- [EXERCISE OBJECTIVE]:
Using the records below, report how many lines hold "本物のエッジがあっても", with no extra text.

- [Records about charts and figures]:
-- Begin --
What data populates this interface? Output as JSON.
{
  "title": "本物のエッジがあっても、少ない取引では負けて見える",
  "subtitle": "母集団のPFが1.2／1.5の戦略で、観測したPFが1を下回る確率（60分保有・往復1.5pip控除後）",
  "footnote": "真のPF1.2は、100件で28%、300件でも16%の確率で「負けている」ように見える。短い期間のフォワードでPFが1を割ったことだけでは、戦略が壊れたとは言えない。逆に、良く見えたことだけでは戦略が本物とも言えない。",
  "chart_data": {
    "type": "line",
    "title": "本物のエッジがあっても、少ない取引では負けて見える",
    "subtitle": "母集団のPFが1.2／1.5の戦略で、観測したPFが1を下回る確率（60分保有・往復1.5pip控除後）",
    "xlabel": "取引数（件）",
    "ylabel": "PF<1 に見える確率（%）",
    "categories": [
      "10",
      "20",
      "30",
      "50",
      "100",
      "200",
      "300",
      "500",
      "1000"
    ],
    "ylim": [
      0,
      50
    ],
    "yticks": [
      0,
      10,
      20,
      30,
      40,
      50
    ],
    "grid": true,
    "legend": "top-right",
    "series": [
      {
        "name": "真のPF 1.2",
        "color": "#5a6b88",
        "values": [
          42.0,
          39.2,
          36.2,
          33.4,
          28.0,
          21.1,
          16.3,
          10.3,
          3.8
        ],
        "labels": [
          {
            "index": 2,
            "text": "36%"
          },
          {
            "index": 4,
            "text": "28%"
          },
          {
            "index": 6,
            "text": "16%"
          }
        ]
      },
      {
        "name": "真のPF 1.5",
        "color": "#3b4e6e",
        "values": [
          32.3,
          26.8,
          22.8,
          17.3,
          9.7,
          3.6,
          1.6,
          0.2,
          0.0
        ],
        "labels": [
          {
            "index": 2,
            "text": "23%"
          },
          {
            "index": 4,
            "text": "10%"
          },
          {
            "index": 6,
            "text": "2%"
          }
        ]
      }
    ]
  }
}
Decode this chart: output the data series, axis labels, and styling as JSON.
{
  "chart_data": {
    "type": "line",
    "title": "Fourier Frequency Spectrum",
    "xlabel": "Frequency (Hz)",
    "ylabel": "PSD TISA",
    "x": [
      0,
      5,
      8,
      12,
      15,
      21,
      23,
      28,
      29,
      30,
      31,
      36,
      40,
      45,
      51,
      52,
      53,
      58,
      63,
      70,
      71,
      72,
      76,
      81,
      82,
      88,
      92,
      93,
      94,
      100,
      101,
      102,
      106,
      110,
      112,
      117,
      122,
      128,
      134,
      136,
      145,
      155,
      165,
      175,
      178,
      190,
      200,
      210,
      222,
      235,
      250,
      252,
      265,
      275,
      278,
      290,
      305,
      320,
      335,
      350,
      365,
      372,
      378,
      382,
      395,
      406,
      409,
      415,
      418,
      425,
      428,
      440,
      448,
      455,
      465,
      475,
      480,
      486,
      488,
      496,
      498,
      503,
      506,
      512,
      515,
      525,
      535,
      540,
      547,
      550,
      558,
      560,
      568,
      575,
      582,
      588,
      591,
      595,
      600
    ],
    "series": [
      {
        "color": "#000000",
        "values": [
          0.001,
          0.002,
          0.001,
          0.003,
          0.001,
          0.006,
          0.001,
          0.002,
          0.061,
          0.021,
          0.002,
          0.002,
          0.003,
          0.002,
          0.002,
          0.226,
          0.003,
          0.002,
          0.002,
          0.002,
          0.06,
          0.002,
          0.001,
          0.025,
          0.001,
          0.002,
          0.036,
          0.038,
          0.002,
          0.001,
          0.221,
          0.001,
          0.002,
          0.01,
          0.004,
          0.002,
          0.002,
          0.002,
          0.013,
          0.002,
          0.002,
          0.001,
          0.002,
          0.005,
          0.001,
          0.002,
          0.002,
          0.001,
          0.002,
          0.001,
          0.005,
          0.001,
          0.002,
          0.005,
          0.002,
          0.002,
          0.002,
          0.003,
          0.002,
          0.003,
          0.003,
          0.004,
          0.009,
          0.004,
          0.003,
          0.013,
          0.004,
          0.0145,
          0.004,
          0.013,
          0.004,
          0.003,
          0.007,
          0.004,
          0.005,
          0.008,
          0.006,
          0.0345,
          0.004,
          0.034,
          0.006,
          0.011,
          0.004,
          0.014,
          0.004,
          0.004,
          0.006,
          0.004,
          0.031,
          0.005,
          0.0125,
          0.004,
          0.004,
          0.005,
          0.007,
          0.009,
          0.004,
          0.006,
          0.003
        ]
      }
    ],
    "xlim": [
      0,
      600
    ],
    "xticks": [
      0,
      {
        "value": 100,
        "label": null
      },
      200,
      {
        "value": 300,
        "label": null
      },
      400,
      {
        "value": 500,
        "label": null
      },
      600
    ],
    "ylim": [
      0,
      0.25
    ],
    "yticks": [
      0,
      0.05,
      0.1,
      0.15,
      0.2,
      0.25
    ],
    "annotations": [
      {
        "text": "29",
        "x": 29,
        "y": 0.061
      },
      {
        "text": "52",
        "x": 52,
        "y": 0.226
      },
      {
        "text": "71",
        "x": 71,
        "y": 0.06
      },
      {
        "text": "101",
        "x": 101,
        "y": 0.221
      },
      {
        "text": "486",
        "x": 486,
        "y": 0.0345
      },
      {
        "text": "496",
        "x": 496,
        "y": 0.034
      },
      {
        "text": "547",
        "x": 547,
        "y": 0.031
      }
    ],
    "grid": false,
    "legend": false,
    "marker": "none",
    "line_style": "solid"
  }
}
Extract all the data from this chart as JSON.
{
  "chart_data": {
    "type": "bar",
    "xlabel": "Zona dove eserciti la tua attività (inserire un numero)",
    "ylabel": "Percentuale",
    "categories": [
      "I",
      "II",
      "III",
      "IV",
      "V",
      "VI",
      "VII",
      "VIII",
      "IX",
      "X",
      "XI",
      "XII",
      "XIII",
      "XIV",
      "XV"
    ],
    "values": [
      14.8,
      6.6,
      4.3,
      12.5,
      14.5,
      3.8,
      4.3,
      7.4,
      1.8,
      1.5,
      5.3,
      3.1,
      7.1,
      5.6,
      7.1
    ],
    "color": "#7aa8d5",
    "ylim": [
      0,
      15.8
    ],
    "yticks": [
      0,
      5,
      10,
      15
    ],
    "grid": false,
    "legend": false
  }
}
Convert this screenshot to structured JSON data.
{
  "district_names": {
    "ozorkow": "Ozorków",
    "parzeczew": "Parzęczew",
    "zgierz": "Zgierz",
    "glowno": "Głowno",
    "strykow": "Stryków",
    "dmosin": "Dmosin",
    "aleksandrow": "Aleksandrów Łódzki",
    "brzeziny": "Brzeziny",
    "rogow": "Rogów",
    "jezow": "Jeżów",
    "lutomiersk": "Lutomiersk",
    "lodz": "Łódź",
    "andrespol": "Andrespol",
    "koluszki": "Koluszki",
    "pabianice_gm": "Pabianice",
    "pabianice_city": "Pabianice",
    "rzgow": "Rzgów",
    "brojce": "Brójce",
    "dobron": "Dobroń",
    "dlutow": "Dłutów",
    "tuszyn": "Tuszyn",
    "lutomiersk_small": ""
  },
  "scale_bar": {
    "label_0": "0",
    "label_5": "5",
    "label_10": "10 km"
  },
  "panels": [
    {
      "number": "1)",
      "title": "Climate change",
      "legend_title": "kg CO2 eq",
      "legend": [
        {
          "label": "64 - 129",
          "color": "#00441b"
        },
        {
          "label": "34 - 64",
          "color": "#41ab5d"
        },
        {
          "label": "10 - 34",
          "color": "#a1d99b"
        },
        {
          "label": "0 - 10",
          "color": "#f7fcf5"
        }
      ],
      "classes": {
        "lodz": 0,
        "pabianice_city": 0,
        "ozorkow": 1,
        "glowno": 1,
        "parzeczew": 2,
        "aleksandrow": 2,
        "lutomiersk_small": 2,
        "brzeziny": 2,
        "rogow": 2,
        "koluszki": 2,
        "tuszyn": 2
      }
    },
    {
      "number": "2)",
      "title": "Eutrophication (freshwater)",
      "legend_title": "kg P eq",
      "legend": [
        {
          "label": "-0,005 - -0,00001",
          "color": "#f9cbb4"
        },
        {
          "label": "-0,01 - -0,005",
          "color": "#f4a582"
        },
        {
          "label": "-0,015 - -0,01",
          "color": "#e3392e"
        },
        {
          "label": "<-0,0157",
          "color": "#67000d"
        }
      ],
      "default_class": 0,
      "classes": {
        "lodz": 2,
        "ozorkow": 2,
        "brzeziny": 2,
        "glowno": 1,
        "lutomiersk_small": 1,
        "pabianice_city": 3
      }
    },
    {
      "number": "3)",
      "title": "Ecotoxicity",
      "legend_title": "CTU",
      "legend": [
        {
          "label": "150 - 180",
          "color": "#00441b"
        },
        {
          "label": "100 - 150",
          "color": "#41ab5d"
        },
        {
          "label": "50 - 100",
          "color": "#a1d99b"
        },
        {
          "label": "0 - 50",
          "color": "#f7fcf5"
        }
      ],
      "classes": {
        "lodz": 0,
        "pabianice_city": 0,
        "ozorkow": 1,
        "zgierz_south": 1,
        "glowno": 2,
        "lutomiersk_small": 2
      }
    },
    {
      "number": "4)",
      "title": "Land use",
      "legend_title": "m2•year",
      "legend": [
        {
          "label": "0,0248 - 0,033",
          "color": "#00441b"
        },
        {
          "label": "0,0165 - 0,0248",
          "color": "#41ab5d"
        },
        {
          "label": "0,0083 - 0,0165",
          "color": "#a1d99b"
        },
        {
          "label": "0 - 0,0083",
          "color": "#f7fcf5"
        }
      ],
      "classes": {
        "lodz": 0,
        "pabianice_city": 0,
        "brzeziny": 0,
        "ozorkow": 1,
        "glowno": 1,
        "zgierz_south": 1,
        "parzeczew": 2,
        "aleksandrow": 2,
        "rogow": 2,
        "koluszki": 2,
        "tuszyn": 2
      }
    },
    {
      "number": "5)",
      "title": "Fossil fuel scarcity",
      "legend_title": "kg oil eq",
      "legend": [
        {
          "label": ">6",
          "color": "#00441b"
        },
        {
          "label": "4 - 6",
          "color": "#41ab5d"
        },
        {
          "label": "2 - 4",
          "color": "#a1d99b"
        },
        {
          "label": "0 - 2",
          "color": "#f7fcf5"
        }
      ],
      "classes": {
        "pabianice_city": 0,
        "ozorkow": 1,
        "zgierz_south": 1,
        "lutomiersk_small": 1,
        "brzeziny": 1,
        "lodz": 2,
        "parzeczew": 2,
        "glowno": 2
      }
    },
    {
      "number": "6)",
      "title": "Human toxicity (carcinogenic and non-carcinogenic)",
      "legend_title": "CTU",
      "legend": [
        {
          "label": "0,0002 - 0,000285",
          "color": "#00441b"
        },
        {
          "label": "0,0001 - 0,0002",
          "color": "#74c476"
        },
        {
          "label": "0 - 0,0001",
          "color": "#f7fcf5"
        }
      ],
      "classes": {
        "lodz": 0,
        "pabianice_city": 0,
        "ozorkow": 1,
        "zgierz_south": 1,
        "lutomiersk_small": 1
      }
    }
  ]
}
-- End --
- [RESULT]:
2